---- Stored records
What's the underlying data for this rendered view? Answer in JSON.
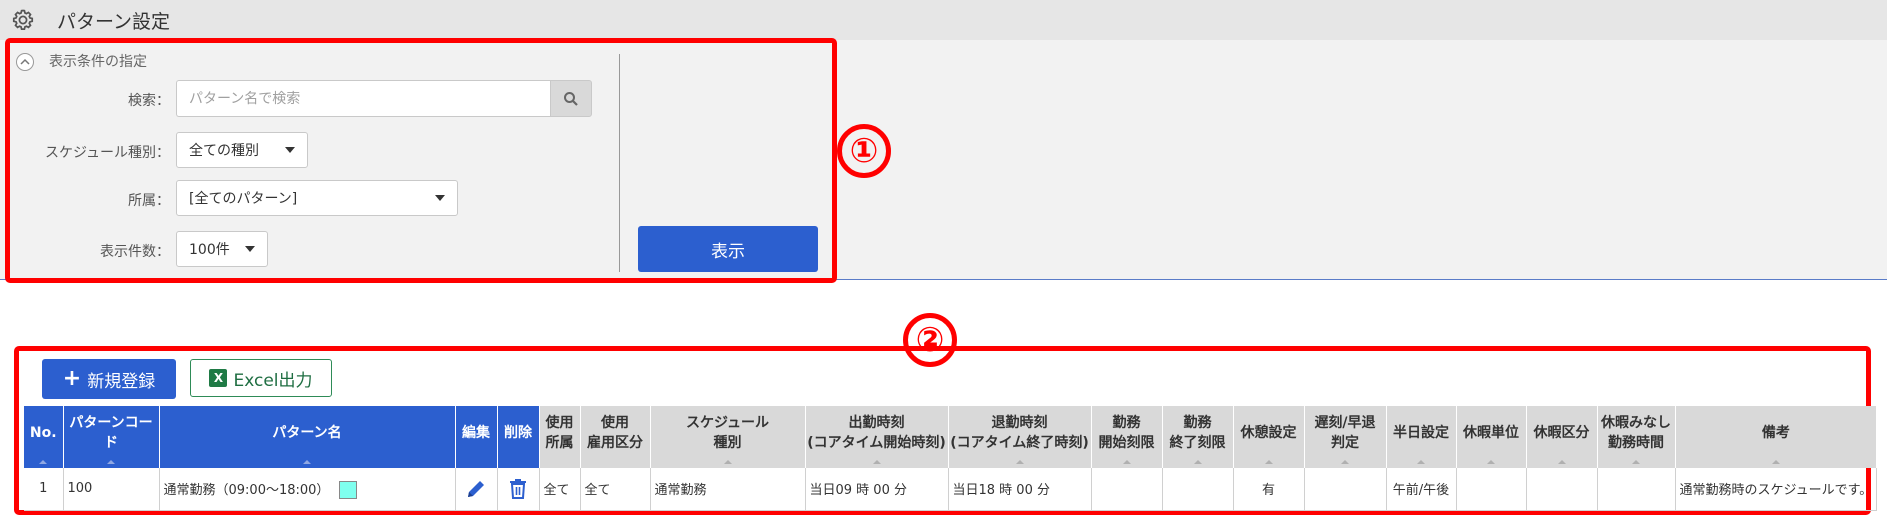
{
  "header": {
    "title": "パターン設定",
    "icon": "gear-icon"
  },
  "conditions": {
    "heading": "表示条件の指定",
    "search_label": "検索：",
    "search_placeholder": "パターン名で検索",
    "schedule_label": "スケジュール種別：",
    "schedule_value": "全ての種別",
    "affiliation_label": "所属：",
    "affiliation_value": "[全てのパターン]",
    "count_label": "表示件数：",
    "count_value": "100件",
    "show_button": "表示"
  },
  "annotations": {
    "one": "①",
    "two": "②"
  },
  "toolbar": {
    "new_plus": "+",
    "new_label": "新規登録",
    "excel_glyph": "X",
    "excel_label": "Excel出力"
  },
  "table": {
    "headers": [
      {
        "l1": "No.",
        "l2": ""
      },
      {
        "l1": "パターンコード",
        "l2": ""
      },
      {
        "l1": "パターン名",
        "l2": ""
      },
      {
        "l1": "編集",
        "l2": ""
      },
      {
        "l1": "削除",
        "l2": ""
      },
      {
        "l1": "使用",
        "l2": "所属"
      },
      {
        "l1": "使用",
        "l2": "雇用区分"
      },
      {
        "l1": "スケジュール",
        "l2": "種別"
      },
      {
        "l1": "出勤時刻",
        "l2": "(コアタイム開始時刻)"
      },
      {
        "l1": "退勤時刻",
        "l2": "(コアタイム終了時刻)"
      },
      {
        "l1": "勤務",
        "l2": "開始刻限"
      },
      {
        "l1": "勤務",
        "l2": "終了刻限"
      },
      {
        "l1": "休憩設定",
        "l2": ""
      },
      {
        "l1": "遅刻/早退",
        "l2": "判定"
      },
      {
        "l1": "半日設定",
        "l2": ""
      },
      {
        "l1": "休暇単位",
        "l2": ""
      },
      {
        "l1": "休暇区分",
        "l2": ""
      },
      {
        "l1": "休暇みなし",
        "l2": "勤務時間"
      },
      {
        "l1": "備考",
        "l2": ""
      }
    ],
    "row": {
      "no": "1",
      "code": "100",
      "name": "通常勤務（09:00～18:00）",
      "color": "#7fffee",
      "affiliation": "全て",
      "employment": "全て",
      "schedule_type": "通常勤務",
      "start_time": "当日09 時 00 分",
      "end_time": "当日18 時 00 分",
      "work_start_limit": "",
      "work_end_limit": "",
      "break_setting": "有",
      "late_early": "",
      "half_day": "午前/午後",
      "leave_unit": "",
      "leave_type": "",
      "leave_deemed": "",
      "remarks": "通常勤務時のスケジュールです。"
    }
  }
}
--------
Stated problem:
All records should be output exactly, with the pictures left out.

Solution to this task:
What's the underlying data for this rendered view? Answer in JSON.
{
  "header": {
    "title": "パターン設定",
    "icon": "gear-icon"
  },
  "conditions": {
    "heading": "表示条件の指定",
    "search_label": "検索：",
    "search_placeholder": "パターン名で検索",
    "schedule_label": "スケジュール種別：",
    "schedule_value": "全ての種別",
    "affiliation_label": "所属：",
    "affiliation_value": "[全てのパターン]",
    "count_label": "表示件数：",
    "count_value": "100件",
    "show_button": "表示"
  },
  "annotations": {
    "one": "①",
    "two": "②"
  },
  "toolbar": {
    "new_plus": "+",
    "new_label": "新規登録",
    "excel_glyph": "X",
    "excel_label": "Excel出力"
  },
  "table": {
    "headers": [
      {
        "l1": "No.",
        "l2": ""
      },
      {
        "l1": "パターンコード",
        "l2": ""
      },
      {
        "l1": "パターン名",
        "l2": ""
      },
      {
        "l1": "編集",
        "l2": ""
      },
      {
        "l1": "削除",
        "l2": ""
      },
      {
        "l1": "使用",
        "l2": "所属"
      },
      {
        "l1": "使用",
        "l2": "雇用区分"
      },
      {
        "l1": "スケジュール",
        "l2": "種別"
      },
      {
        "l1": "出勤時刻",
        "l2": "(コアタイム開始時刻)"
      },
      {
        "l1": "退勤時刻",
        "l2": "(コアタイム終了時刻)"
      },
      {
        "l1": "勤務",
        "l2": "開始刻限"
      },
      {
        "l1": "勤務",
        "l2": "終了刻限"
      },
      {
        "l1": "休憩設定",
        "l2": ""
      },
      {
        "l1": "遅刻/早退",
        "l2": "判定"
      },
      {
        "l1": "半日設定",
        "l2": ""
      },
      {
        "l1": "休暇単位",
        "l2": ""
      },
      {
        "l1": "休暇区分",
        "l2": ""
      },
      {
        "l1": "休暇みなし",
        "l2": "勤務時間"
      },
      {
        "l1": "備考",
        "l2": ""
      }
    ],
    "row": {
      "no": "1",
      "code": "100",
      "name": "通常勤務（09:00～18:00）",
      "color": "#7fffee",
      "affiliation": "全て",
      "employment": "全て",
      "schedule_type": "通常勤務",
      "start_time": "当日09 時 00 分",
      "end_time": "当日18 時 00 分",
      "work_start_limit": "",
      "work_end_limit": "",
      "break_setting": "有",
      "late_early": "",
      "half_day": "午前/午後",
      "leave_unit": "",
      "leave_type": "",
      "leave_deemed": "",
      "remarks": "通常勤務時のスケジュールです。"
    }
  }
}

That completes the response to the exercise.